Report how many lines below contain the word "output". Give only the number.

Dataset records
——————————

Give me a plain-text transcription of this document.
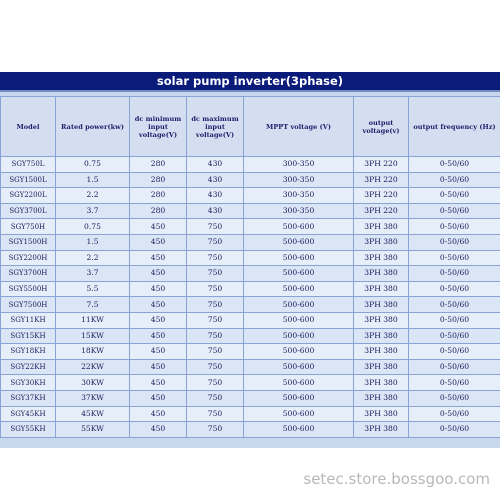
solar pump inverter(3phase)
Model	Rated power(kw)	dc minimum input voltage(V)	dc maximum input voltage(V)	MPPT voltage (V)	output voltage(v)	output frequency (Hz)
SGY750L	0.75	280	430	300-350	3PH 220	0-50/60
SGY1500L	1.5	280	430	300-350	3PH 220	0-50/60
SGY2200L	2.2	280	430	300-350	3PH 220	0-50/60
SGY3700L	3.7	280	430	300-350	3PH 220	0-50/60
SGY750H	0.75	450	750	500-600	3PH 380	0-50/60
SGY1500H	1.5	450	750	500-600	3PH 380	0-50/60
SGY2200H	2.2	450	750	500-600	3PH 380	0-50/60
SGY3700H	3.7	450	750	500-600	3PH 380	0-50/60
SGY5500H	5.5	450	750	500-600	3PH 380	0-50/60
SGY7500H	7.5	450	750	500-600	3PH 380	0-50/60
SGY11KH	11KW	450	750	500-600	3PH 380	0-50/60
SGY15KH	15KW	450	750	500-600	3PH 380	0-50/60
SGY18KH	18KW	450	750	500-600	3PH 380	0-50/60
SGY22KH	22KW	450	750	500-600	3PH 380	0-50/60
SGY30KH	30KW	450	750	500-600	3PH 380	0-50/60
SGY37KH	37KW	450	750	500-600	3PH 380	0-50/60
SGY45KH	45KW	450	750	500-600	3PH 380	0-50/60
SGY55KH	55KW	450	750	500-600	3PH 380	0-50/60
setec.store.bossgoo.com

——————————

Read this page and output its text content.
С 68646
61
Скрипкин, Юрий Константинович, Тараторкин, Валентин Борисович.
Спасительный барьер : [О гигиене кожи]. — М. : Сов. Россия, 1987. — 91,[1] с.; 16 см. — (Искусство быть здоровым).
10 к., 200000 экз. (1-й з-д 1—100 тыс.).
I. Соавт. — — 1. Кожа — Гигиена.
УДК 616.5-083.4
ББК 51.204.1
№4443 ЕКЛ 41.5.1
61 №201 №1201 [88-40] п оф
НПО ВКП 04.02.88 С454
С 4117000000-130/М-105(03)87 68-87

——————————

* Right answer *
2